Oksana Kosmina will be honored with this award as the author of the book Ukrainian Traditional Clothing published by the Kyiv based publishing house “Baltia-Druk.” The first volume titled Lisostep. Step (Forest Steppe. Steppe) was published in 2008 and the second one – Polissia. Karpaty (Polesia. The Carpathians) was published in 2011. It is the first popular science publication, which reveals the poetic image of Ukrainian costumes in all their diversity. The book is richly illustrated, contains historical and ethnographic information, it especially focuses on the art features and symbolic elements of folk costume. With unique photographs of the authentic costumes made in 22 museums and private collections in Ukraine, a reader first has a chance to get familiar with elements of folk costumes, hats, shoes, jewelry, accessories, and appreciate the rich colors of decoration. The text is accompanied by a glossary of terms that reflect the realities of national life of the early 20th century, widely used at the time, but now, unfortunately, known only to a narrow circle of specialists.
Two volumes of Ukrainian Traditional Clothing won the Grand Prix of the 10th International Contest of CIS countries “Book Art” held in spring in Minsk (Belarus), and the ceremonial awarding of the prize will be held in September in the capital of Russia.
Kosmina’s work belongs to the rare example of modern scientific literature, she made a decisive step towards overcoming the approach of not differentiating historical and cultural regions with natural geographic ones deeply rooted in Ukrainian ethnology. Scholars still quite often enumerate with an “and” such diverse non-alternative definitions as Bukovyna and Hutsul region, Volyn and Polesia, Transcarpathia and Boikivshchyna, etc. They also do not take into account that territories of some natural and geographic regions (the South, Polesia), ethnic and cultural subregions, and ethnic groups can simultaneously belong to different historical and cultural regions and historical lands. For example, Boikos and Lemkos live in Galicia and Transcarpathia, while Hutsuls live in the same area and also in Bukovyna.
The author consistently goes beyond the geographical dominant, dividing the territory of Ukrainians settlement in natural areas – Polesia, Forest Steppe, Steppe, and the Carpathians. Some historical lands (for example Podolia, Poltava region, Tavria, and Budzhak) are located entirely within a single natural and geographical area, other lands can be distributed on the areas of Forest Steppe and Polesia (for example Volyn, Kyiv region, Chernihiv region), Forest Steppe and Steppe (Sloboda region), or Forest Steppe and the Carpathians (Bukovyna and Galicia).

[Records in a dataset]
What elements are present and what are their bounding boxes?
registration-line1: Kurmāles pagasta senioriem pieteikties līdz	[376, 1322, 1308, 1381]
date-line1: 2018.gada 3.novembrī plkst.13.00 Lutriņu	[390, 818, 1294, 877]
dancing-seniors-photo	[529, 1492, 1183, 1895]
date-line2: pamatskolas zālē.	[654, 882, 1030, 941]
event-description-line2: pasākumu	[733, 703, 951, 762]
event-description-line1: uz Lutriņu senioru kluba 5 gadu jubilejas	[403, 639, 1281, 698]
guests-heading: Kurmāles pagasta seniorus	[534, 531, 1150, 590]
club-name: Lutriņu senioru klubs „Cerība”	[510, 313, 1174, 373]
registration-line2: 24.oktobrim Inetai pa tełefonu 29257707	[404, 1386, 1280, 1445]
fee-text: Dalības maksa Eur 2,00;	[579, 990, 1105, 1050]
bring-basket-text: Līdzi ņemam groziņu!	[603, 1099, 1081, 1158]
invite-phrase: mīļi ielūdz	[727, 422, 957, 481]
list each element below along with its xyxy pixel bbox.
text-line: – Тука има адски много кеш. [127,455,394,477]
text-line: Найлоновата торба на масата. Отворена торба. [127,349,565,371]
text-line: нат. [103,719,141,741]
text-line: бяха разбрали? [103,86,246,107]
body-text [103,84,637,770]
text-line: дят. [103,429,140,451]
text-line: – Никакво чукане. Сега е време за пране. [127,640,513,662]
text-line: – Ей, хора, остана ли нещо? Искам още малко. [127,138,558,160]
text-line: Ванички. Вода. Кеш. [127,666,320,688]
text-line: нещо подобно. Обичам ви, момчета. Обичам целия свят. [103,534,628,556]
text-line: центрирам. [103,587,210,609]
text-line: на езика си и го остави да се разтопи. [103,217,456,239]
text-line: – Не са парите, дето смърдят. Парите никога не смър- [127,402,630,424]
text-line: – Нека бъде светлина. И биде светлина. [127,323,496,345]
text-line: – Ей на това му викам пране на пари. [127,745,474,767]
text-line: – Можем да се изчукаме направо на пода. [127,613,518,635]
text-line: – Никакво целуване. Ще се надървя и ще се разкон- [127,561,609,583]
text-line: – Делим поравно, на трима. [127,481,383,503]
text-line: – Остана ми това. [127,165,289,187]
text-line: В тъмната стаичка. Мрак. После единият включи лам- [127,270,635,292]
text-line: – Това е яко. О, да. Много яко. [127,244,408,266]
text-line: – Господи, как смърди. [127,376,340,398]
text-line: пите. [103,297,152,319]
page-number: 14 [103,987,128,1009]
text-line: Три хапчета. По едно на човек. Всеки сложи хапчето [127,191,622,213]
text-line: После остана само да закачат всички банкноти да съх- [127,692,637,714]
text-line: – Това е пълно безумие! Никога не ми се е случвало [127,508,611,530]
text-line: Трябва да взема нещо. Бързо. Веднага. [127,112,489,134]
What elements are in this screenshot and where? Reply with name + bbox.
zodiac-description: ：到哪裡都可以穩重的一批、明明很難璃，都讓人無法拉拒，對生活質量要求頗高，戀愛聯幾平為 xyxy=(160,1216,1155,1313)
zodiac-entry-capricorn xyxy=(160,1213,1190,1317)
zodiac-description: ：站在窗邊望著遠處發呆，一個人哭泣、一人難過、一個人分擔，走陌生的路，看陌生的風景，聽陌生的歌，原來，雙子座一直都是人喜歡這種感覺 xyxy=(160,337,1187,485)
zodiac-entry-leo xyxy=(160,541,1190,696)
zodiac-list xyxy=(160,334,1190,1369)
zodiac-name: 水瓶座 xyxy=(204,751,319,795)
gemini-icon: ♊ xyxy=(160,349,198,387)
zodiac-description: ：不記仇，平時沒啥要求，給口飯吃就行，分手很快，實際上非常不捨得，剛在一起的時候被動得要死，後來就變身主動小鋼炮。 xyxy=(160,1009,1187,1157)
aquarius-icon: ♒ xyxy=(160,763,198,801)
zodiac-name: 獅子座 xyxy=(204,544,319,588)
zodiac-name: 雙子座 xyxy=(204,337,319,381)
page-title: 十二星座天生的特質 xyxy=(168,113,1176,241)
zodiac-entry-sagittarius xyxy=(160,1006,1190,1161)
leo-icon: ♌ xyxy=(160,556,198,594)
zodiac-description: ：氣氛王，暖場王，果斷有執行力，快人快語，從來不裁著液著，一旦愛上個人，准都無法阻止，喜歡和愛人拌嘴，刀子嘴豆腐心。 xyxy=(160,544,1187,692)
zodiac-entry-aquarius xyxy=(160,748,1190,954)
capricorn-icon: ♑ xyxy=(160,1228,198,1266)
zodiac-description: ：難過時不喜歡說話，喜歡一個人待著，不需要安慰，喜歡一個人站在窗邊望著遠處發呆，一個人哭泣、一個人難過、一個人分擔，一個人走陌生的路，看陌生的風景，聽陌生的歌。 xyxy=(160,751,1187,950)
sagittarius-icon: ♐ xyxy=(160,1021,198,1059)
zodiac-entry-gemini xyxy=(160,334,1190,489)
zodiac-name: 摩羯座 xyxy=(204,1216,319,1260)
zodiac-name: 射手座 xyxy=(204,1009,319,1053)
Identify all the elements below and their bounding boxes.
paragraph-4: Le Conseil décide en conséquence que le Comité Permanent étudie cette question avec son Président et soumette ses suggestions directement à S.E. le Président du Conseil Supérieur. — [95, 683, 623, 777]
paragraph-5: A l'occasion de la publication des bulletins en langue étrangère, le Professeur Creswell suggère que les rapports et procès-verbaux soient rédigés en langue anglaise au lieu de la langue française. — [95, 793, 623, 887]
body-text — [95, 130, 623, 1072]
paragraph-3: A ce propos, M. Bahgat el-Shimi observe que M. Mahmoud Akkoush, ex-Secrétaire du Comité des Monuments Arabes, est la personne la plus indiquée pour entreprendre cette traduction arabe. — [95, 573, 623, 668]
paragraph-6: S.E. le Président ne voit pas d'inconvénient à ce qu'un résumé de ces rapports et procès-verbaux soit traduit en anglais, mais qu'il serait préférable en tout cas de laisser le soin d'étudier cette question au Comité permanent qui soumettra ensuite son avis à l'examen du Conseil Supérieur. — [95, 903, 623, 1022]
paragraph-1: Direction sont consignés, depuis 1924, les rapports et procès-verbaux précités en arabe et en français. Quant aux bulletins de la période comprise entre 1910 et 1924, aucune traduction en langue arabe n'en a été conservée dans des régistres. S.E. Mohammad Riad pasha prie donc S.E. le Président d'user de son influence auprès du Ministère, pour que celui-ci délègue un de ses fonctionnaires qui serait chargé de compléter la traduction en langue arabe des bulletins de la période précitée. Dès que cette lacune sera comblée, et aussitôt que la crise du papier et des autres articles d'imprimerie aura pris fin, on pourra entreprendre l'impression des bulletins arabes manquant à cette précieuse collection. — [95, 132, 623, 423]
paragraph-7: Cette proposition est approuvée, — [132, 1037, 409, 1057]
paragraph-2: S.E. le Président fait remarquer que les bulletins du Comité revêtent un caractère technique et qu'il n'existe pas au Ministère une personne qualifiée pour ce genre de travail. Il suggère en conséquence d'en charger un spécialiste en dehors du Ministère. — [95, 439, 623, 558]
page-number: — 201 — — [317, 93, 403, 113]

Goal: In the passage on Ukrainian traditional clothing, swap "enumerate" for "list" and give the text from "Kosmina’s work belongs" up to and including "also in Bukovyna.". Use only the passage on Ukrainian traditional clothing.

Written reply:
Kosmina’s work belongs to the rare example of modern scientific literature, she made a decisive step towards overcoming the approach of not differentiating historical and cultural regions with natural geographic ones deeply rooted in Ukrainian ethnology. Scholars still quite often list with an “and” such diverse non-alternative definitions as Bukovyna and Hutsul region, Volyn and Polesia, Transcarpathia and Boikivshchyna, etc. They also do not take into account that territories of some natural and geographic regions (the South, Polesia), ethnic and cultural subregions, and ethnic groups can simultaneously belong to different historical and cultural regions and historical lands. For example, Boikos and Lemkos live in Galicia and Transcarpathia, while Hutsuls live in the same area and also in Bukovyna.